■ PROBLEM DETAILS: How many lines in the entries below contain "should"? Answer with the number only.

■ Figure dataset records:
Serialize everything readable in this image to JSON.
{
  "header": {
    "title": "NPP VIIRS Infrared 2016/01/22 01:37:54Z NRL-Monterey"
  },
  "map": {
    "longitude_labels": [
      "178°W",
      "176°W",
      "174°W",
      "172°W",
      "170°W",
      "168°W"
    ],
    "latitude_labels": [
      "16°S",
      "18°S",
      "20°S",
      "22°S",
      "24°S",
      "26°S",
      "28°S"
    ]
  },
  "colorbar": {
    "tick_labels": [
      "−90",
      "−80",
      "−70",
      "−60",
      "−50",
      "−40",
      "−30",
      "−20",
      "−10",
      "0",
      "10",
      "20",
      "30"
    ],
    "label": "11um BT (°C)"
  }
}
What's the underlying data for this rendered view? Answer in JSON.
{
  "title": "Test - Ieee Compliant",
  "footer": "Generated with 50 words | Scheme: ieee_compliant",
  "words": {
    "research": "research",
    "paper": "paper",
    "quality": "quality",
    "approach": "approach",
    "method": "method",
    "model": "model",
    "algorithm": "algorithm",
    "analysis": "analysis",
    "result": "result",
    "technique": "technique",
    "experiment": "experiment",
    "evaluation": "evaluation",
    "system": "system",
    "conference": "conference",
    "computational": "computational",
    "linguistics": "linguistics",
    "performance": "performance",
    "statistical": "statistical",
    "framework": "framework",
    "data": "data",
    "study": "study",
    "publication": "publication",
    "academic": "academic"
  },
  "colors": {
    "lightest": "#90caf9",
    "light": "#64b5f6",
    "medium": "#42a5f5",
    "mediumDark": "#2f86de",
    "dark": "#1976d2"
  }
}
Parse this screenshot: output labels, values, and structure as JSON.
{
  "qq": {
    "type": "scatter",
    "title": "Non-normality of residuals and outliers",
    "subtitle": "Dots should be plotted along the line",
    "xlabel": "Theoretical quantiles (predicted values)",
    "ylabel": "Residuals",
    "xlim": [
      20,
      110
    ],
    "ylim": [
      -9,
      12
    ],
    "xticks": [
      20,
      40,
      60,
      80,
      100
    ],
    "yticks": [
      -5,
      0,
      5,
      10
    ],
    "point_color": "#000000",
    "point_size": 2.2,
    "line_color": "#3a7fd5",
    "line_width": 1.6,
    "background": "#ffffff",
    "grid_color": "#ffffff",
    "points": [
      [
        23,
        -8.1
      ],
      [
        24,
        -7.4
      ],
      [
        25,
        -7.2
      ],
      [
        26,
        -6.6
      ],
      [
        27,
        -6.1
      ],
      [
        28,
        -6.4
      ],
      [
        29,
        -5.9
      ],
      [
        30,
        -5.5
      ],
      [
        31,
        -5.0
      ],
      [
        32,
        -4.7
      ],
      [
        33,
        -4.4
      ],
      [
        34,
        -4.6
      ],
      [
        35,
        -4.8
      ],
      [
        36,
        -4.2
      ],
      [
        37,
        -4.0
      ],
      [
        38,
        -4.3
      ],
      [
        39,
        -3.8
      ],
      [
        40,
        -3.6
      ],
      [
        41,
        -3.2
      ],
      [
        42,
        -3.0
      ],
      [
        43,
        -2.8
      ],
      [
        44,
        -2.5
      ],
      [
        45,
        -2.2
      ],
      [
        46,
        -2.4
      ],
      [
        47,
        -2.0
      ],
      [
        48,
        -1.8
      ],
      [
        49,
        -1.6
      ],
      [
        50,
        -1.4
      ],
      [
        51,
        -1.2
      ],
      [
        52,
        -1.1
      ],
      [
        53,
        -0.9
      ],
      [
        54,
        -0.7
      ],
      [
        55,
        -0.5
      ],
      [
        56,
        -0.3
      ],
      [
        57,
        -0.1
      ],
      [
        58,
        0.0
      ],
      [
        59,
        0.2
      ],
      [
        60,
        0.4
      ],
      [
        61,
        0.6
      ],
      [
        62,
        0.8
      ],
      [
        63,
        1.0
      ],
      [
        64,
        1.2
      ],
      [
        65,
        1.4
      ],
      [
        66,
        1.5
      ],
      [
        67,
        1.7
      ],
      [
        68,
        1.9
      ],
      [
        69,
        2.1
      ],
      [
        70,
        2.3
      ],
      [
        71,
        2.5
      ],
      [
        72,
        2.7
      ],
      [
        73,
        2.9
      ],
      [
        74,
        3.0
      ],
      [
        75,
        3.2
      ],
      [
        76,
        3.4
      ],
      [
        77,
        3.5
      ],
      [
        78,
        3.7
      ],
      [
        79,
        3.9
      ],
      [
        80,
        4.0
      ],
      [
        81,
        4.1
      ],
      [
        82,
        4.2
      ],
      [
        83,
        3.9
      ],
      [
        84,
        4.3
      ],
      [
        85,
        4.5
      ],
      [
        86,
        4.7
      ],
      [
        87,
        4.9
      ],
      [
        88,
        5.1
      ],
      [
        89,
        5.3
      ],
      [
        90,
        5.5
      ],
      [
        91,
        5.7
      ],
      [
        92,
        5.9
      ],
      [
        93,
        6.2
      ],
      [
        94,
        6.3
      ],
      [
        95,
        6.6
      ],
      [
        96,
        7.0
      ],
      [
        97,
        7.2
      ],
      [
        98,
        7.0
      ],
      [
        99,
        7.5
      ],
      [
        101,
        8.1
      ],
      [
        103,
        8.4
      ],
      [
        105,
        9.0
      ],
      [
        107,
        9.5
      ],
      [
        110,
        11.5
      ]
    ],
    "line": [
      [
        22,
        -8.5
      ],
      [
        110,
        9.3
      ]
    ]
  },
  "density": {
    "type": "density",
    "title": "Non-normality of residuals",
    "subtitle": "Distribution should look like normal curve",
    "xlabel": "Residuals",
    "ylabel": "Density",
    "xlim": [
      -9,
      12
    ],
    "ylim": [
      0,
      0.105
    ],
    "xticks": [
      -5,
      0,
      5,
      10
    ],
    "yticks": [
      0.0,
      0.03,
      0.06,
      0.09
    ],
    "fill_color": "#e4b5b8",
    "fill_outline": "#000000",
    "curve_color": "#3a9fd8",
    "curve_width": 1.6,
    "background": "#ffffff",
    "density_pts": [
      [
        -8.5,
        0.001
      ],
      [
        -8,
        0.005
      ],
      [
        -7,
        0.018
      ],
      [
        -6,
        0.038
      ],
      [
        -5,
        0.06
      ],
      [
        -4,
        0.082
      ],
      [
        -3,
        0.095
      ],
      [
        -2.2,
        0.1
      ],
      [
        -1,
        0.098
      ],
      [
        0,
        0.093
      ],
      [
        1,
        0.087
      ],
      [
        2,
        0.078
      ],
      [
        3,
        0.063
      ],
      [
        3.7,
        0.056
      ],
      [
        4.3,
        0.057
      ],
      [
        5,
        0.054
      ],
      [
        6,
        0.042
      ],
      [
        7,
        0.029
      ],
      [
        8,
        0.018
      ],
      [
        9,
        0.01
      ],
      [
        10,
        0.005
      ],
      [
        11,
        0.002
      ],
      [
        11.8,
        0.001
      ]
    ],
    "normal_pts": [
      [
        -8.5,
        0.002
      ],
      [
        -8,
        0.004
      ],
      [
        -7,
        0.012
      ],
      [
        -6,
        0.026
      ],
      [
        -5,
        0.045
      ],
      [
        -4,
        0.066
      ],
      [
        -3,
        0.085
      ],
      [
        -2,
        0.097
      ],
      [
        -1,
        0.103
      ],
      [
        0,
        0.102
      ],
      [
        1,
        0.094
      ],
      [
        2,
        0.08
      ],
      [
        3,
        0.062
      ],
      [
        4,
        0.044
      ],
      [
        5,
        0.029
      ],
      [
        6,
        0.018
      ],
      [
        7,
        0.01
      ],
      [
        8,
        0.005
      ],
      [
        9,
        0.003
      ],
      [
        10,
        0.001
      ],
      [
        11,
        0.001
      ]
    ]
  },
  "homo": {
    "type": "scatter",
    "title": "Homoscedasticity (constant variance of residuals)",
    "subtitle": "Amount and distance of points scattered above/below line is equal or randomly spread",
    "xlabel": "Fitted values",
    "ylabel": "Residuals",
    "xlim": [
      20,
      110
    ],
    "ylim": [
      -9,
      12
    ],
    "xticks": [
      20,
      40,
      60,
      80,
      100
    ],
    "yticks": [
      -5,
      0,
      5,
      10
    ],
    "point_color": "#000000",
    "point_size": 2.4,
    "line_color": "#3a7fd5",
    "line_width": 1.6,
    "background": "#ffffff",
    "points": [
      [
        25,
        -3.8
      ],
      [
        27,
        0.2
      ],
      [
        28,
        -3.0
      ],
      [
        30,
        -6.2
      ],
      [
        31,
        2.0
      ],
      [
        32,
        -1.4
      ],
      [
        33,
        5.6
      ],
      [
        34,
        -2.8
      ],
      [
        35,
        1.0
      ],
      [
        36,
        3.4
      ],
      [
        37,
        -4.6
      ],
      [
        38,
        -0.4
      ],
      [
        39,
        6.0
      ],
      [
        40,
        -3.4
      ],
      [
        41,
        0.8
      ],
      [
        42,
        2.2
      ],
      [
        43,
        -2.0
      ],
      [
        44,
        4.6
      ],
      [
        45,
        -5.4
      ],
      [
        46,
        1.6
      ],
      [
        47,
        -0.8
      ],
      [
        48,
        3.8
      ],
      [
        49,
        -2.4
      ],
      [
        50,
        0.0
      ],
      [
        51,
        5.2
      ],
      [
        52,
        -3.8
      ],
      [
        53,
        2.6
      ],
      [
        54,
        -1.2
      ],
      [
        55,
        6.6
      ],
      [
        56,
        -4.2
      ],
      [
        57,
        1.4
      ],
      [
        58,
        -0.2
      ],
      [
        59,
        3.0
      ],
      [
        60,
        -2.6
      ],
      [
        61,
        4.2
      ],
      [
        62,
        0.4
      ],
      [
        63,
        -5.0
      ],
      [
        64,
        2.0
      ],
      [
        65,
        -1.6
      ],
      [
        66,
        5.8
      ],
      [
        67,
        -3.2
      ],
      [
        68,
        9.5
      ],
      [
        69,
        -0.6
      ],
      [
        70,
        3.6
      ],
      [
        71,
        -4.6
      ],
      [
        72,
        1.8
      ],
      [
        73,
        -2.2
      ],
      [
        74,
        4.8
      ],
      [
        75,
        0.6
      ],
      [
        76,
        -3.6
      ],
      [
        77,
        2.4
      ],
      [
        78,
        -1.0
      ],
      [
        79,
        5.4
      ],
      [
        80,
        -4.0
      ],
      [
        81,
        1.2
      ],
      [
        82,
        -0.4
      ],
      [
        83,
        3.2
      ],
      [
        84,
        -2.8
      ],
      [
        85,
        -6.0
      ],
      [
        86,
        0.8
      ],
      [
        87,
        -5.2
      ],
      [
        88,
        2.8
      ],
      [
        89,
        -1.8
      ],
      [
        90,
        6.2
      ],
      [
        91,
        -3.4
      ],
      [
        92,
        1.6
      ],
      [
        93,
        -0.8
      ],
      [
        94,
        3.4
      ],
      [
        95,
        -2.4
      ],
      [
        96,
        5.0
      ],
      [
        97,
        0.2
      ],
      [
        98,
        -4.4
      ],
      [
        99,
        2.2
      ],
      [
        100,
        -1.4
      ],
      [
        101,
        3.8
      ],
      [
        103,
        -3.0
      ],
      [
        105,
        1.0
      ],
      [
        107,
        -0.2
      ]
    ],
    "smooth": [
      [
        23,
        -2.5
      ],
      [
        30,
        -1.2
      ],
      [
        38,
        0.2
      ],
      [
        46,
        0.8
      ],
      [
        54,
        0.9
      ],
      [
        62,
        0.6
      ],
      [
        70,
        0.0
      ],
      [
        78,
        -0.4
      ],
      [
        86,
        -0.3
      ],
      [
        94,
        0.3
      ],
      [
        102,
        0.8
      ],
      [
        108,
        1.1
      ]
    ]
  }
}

■ FINISHED EXERCISE: 2